Data to use:

──────────────────────────────

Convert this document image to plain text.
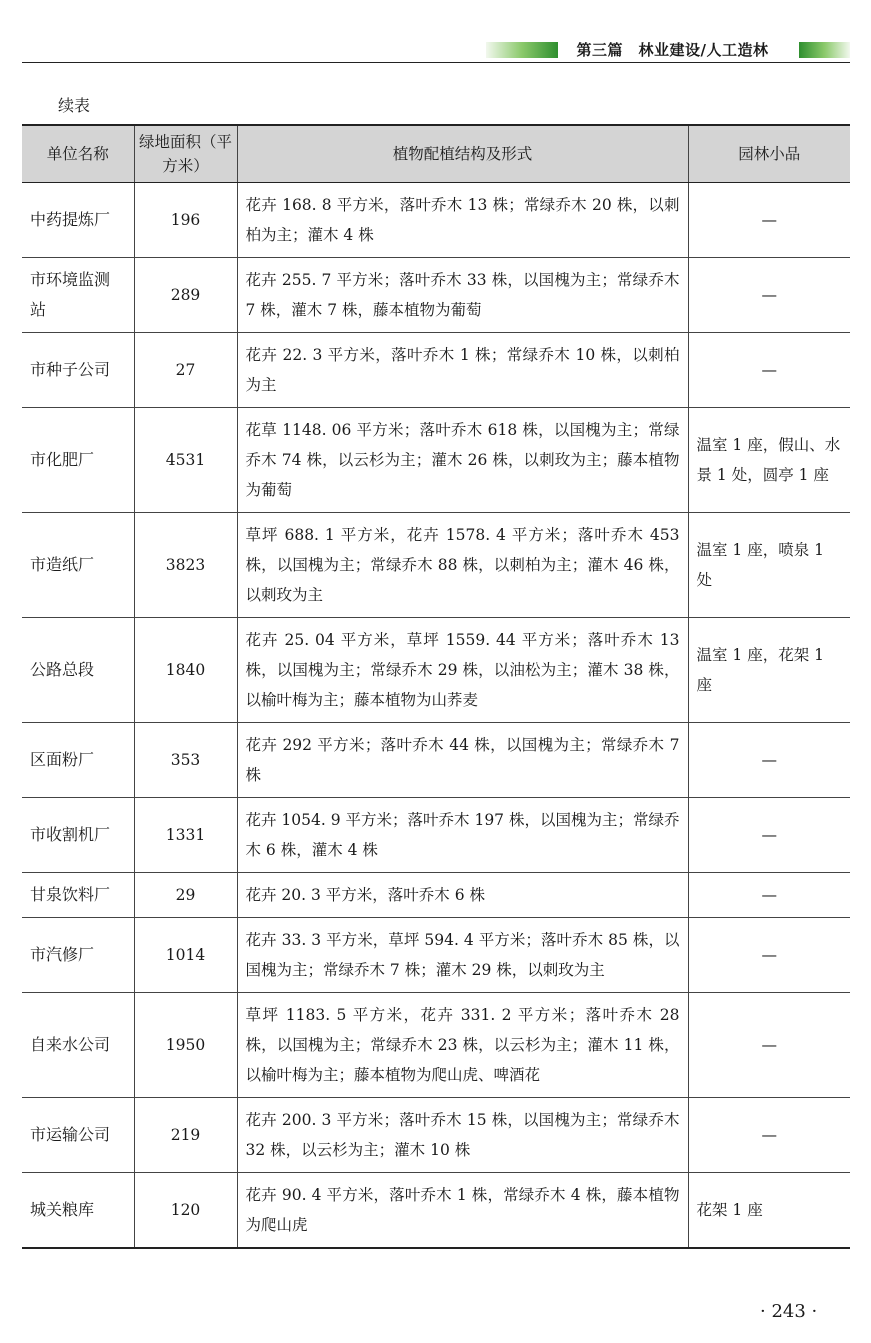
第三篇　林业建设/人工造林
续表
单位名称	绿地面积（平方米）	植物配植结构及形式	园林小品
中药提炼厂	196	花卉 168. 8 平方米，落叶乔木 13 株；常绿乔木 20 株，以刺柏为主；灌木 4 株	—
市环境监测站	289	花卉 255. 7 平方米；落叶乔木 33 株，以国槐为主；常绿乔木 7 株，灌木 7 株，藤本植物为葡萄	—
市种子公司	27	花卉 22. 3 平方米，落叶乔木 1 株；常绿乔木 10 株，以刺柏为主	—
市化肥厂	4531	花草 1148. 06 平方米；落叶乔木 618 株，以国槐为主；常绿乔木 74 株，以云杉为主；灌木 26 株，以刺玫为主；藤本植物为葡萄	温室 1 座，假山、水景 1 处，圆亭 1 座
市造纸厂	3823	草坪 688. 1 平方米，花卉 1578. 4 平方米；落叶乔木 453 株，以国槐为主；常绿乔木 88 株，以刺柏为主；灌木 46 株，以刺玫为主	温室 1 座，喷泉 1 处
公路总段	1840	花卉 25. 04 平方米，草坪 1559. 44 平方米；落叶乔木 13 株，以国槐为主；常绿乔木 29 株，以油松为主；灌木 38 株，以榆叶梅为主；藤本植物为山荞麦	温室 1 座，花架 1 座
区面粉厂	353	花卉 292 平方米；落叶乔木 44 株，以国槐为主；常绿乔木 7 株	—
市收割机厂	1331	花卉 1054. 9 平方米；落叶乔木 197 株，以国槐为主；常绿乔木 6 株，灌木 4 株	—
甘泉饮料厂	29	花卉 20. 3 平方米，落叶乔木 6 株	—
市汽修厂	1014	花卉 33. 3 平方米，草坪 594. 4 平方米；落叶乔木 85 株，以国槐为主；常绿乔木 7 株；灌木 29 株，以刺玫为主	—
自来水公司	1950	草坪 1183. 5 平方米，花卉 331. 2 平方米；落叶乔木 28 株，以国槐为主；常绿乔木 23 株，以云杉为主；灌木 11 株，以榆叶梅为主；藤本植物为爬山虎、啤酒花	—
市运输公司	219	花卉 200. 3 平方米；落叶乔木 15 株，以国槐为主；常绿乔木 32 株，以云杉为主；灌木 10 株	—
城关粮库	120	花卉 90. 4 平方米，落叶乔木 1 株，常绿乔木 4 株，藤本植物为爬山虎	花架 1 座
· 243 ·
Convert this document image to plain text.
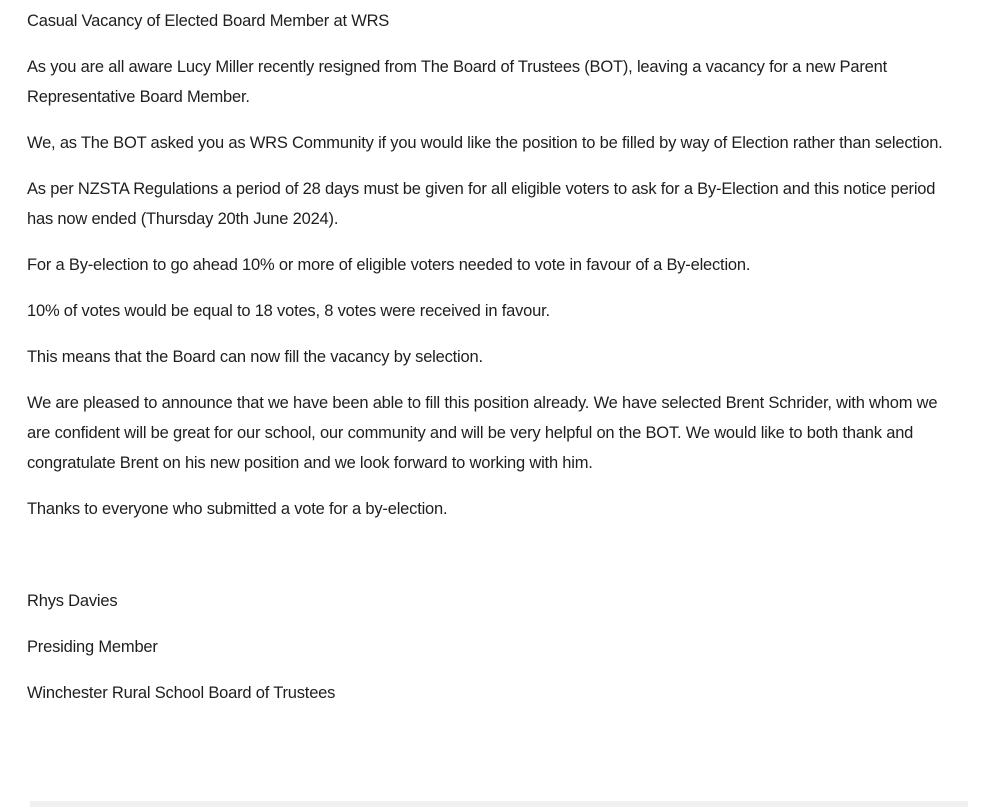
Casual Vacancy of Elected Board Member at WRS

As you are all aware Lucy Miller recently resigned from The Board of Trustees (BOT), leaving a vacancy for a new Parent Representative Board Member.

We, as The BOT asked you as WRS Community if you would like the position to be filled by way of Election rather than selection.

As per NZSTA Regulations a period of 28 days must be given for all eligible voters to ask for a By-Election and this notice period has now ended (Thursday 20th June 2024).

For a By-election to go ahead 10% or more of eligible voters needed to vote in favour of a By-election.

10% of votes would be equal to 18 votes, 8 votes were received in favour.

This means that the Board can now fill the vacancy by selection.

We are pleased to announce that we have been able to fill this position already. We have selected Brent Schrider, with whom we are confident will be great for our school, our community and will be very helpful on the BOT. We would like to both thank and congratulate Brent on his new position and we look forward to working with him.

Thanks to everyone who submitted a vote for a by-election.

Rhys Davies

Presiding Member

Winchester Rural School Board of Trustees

──────────────────────────────

Short problem: Only the number is wanted: how many lines in the preceding entries hold the string "voters"?

Result below: 2